§ **Exercise**: Exact repetition of every entry is required.
[Materials provided start]
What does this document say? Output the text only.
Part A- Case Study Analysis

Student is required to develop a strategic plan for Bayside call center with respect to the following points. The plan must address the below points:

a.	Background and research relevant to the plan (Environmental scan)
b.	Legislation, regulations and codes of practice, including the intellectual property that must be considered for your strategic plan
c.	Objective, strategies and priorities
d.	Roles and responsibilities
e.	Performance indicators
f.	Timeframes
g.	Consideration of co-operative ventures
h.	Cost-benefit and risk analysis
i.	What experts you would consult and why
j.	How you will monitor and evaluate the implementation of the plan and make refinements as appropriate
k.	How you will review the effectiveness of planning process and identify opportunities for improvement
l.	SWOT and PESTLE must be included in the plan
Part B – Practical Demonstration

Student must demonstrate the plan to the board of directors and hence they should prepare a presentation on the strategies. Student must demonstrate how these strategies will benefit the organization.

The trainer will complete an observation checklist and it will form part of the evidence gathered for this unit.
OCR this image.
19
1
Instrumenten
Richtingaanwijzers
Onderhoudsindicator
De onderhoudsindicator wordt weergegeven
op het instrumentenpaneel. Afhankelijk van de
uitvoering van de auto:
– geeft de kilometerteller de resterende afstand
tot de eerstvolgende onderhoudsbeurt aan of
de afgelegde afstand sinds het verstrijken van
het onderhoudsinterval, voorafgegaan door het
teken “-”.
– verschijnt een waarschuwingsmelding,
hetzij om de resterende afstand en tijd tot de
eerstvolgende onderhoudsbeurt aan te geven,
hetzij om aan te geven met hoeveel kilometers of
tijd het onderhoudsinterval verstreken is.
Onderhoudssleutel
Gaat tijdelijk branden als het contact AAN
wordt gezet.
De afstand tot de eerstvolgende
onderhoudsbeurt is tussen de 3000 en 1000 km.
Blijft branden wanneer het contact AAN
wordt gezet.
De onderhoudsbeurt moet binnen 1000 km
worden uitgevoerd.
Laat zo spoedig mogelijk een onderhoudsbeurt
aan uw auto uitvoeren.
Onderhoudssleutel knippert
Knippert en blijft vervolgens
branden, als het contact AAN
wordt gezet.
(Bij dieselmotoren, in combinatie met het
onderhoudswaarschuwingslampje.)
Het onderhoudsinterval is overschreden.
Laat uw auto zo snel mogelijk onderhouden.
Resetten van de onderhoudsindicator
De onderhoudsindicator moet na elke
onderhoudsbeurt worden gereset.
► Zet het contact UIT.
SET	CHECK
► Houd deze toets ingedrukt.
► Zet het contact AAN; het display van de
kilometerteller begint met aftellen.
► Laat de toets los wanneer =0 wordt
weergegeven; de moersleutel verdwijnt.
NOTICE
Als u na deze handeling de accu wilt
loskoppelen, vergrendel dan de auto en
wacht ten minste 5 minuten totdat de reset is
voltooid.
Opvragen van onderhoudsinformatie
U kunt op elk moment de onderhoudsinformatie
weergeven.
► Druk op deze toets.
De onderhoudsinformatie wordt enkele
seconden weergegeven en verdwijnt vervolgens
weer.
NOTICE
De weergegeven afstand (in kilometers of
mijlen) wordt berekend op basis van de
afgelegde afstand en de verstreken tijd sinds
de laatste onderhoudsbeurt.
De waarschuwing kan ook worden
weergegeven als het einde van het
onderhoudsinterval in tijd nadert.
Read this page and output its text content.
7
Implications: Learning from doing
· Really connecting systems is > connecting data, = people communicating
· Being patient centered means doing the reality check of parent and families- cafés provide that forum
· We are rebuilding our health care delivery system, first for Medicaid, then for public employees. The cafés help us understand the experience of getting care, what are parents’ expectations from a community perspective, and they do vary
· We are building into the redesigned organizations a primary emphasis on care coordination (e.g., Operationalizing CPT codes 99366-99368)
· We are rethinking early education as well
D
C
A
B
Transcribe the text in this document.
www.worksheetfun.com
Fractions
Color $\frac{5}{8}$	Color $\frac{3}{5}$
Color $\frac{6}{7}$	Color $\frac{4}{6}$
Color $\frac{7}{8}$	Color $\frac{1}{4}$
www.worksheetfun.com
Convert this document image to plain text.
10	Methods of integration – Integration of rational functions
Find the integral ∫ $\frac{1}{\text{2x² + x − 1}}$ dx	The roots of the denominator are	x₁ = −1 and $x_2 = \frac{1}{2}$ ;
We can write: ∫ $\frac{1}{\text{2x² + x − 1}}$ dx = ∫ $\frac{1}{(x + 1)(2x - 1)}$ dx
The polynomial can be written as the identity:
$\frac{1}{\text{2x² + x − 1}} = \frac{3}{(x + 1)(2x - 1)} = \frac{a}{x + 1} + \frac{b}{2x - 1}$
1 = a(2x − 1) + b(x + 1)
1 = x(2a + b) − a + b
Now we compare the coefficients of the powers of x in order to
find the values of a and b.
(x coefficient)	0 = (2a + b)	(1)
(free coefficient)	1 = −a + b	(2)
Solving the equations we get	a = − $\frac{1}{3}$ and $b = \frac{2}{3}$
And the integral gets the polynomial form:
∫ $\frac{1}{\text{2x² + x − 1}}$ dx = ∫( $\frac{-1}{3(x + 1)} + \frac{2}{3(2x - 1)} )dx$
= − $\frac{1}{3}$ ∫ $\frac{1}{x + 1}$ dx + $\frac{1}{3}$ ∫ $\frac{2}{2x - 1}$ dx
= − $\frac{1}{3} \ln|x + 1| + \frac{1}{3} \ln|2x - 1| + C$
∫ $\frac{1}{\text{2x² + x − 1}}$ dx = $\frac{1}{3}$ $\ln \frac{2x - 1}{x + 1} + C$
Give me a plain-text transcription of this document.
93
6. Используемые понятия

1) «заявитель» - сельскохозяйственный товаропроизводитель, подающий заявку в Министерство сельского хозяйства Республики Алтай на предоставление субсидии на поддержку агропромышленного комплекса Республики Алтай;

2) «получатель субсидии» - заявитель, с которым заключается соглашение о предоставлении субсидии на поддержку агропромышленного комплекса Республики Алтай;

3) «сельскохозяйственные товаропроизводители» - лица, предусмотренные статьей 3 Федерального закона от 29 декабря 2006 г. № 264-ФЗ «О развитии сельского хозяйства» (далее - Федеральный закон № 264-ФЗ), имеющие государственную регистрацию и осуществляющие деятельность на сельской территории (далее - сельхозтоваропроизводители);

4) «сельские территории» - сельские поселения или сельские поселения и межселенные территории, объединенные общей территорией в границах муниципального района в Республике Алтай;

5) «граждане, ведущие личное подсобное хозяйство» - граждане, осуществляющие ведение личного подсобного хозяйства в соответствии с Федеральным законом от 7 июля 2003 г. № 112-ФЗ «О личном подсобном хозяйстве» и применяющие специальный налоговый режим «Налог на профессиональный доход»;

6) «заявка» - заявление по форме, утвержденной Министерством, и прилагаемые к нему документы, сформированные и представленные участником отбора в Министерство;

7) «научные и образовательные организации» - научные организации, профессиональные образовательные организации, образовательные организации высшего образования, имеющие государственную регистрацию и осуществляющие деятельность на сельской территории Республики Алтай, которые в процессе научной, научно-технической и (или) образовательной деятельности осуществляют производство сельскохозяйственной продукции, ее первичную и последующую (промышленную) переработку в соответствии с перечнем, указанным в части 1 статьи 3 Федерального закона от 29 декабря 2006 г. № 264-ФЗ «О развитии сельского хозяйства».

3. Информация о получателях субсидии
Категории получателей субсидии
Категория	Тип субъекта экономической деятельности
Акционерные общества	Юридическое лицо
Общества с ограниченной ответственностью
[Materials provided end]
§ **Solution for this exercise**:
What does this document say? Output the text only.
Part A- Case Study Analysis

Student is required to develop a strategic plan for Bayside call center with respect to the following points. The plan must address the below points:

a.	Background and research relevant to the plan (Environmental scan)
b.	Legislation, regulations and codes of practice, including the intellectual property that must be considered for your strategic plan
c.	Objective, strategies and priorities
d.	Roles and responsibilities
e.	Performance indicators
f.	Timeframes
g.	Consideration of co-operative ventures
h.	Cost-benefit and risk analysis
i.	What experts you would consult and why
j.	How you will monitor and evaluate the implementation of the plan and make refinements as appropriate
k.	How you will review the effectiveness of planning process and identify opportunities for improvement
l.	SWOT and PESTLE must be included in the plan
Part B – Practical Demonstration

Student must demonstrate the plan to the board of directors and hence they should prepare a presentation on the strategies. Student must demonstrate how these strategies will benefit the organization.

The trainer will complete an observation checklist and it will form part of the evidence gathered for this unit.
OCR this image.
19
1
Instrumenten
Richtingaanwijzers
Onderhoudsindicator
De onderhoudsindicator wordt weergegeven
op het instrumentenpaneel. Afhankelijk van de
uitvoering van de auto:
– geeft de kilometerteller de resterende afstand
tot de eerstvolgende onderhoudsbeurt aan of
de afgelegde afstand sinds het verstrijken van
het onderhoudsinterval, voorafgegaan door het
teken “-”.
– verschijnt een waarschuwingsmelding,
hetzij om de resterende afstand en tijd tot de
eerstvolgende onderhoudsbeurt aan te geven,
hetzij om aan te geven met hoeveel kilometers of
tijd het onderhoudsinterval verstreken is.
Onderhoudssleutel
Gaat tijdelijk branden als het contact AAN
wordt gezet.
De afstand tot de eerstvolgende
onderhoudsbeurt is tussen de 3000 en 1000 km.
Blijft branden wanneer het contact AAN
wordt gezet.
De onderhoudsbeurt moet binnen 1000 km
worden uitgevoerd.
Laat zo spoedig mogelijk een onderhoudsbeurt
aan uw auto uitvoeren.
Onderhoudssleutel knippert
Knippert en blijft vervolgens
branden, als het contact AAN
wordt gezet.
(Bij dieselmotoren, in combinatie met het
onderhoudswaarschuwingslampje.)
Het onderhoudsinterval is overschreden.
Laat uw auto zo snel mogelijk onderhouden.
Resetten van de onderhoudsindicator
De onderhoudsindicator moet na elke
onderhoudsbeurt worden gereset.
► Zet het contact UIT.
SET	CHECK
► Houd deze toets ingedrukt.
► Zet het contact AAN; het display van de
kilometerteller begint met aftellen.
► Laat de toets los wanneer =0 wordt
weergegeven; de moersleutel verdwijnt.
NOTICE
Als u na deze handeling de accu wilt
loskoppelen, vergrendel dan de auto en
wacht ten minste 5 minuten totdat de reset is
voltooid.
Opvragen van onderhoudsinformatie
U kunt op elk moment de onderhoudsinformatie
weergeven.
► Druk op deze toets.
De onderhoudsinformatie wordt enkele
seconden weergegeven en verdwijnt vervolgens
weer.
NOTICE
De weergegeven afstand (in kilometers of
mijlen) wordt berekend op basis van de
afgelegde afstand en de verstreken tijd sinds
de laatste onderhoudsbeurt.
De waarschuwing kan ook worden
weergegeven als het einde van het
onderhoudsinterval in tijd nadert.
Read this page and output its text content.
7
Implications: Learning from doing
· Really connecting systems is > connecting data, = people communicating
· Being patient centered means doing the reality check of parent and families- cafés provide that forum
· We are rebuilding our health care delivery system, first for Medicaid, then for public employees. The cafés help us understand the experience of getting care, what are parents’ expectations from a community perspective, and they do vary
· We are building into the redesigned organizations a primary emphasis on care coordination (e.g., Operationalizing CPT codes 99366-99368)
· We are rethinking early education as well
D
C
A
B
Transcribe the text in this document.
www.worksheetfun.com
Fractions
Color $\frac{5}{8}$	Color $\frac{3}{5}$
Color $\frac{6}{7}$	Color $\frac{4}{6}$
Color $\frac{7}{8}$	Color $\frac{1}{4}$
www.worksheetfun.com
Convert this document image to plain text.
10	Methods of integration – Integration of rational functions
Find the integral ∫ $\frac{1}{\text{2x² + x − 1}}$ dx	The roots of the denominator are	x₁ = −1 and $x_2 = \frac{1}{2}$ ;
We can write: ∫ $\frac{1}{\text{2x² + x − 1}}$ dx = ∫ $\frac{1}{(x + 1)(2x - 1)}$ dx
The polynomial can be written as the identity:
$\frac{1}{\text{2x² + x − 1}} = \frac{3}{(x + 1)(2x - 1)} = \frac{a}{x + 1} + \frac{b}{2x - 1}$
1 = a(2x − 1) + b(x + 1)
1 = x(2a + b) − a + b
Now we compare the coefficients of the powers of x in order to
find the values of a and b.
(x coefficient)	0 = (2a + b)	(1)
(free coefficient)	1 = −a + b	(2)
Solving the equations we get	a = − $\frac{1}{3}$ and $b = \frac{2}{3}$
And the integral gets the polynomial form:
∫ $\frac{1}{\text{2x² + x − 1}}$ dx = ∫( $\frac{-1}{3(x + 1)} + \frac{2}{3(2x - 1)} )dx$
= − $\frac{1}{3}$ ∫ $\frac{1}{x + 1}$ dx + $\frac{1}{3}$ ∫ $\frac{2}{2x - 1}$ dx
= − $\frac{1}{3} \ln|x + 1| + \frac{1}{3} \ln|2x - 1| + C$
∫ $\frac{1}{\text{2x² + x − 1}}$ dx = $\frac{1}{3}$ $\ln \frac{2x - 1}{x + 1} + C$
Give me a plain-text transcription of this document.
93
6. Используемые понятия

1) «заявитель» - сельскохозяйственный товаропроизводитель, подающий заявку в Министерство сельского хозяйства Республики Алтай на предоставление субсидии на поддержку агропромышленного комплекса Республики Алтай;

2) «получатель субсидии» - заявитель, с которым заключается соглашение о предоставлении субсидии на поддержку агропромышленного комплекса Республики Алтай;

3) «сельскохозяйственные товаропроизводители» - лица, предусмотренные статьей 3 Федерального закона от 29 декабря 2006 г. № 264-ФЗ «О развитии сельского хозяйства» (далее - Федеральный закон № 264-ФЗ), имеющие государственную регистрацию и осуществляющие деятельность на сельской территории (далее - сельхозтоваропроизводители);

4) «сельские территории» - сельские поселения или сельские поселения и межселенные территории, объединенные общей территорией в границах муниципального района в Республике Алтай;

5) «граждане, ведущие личное подсобное хозяйство» - граждане, осуществляющие ведение личного подсобного хозяйства в соответствии с Федеральным законом от 7 июля 2003 г. № 112-ФЗ «О личном подсобном хозяйстве» и применяющие специальный налоговый режим «Налог на профессиональный доход»;

6) «заявка» - заявление по форме, утвержденной Министерством, и прилагаемые к нему документы, сформированные и представленные участником отбора в Министерство;

7) «научные и образовательные организации» - научные организации, профессиональные образовательные организации, образовательные организации высшего образования, имеющие государственную регистрацию и осуществляющие деятельность на сельской территории Республики Алтай, которые в процессе научной, научно-технической и (или) образовательной деятельности осуществляют производство сельскохозяйственной продукции, ее первичную и последующую (промышленную) переработку в соответствии с перечнем, указанным в части 1 статьи 3 Федерального закона от 29 декабря 2006 г. № 264-ФЗ «О развитии сельского хозяйства».

3. Информация о получателях субсидии
Категории получателей субсидии
Категория	Тип субъекта экономической деятельности
Акционерные общества	Юридическое лицо
Общества с ограниченной ответственностью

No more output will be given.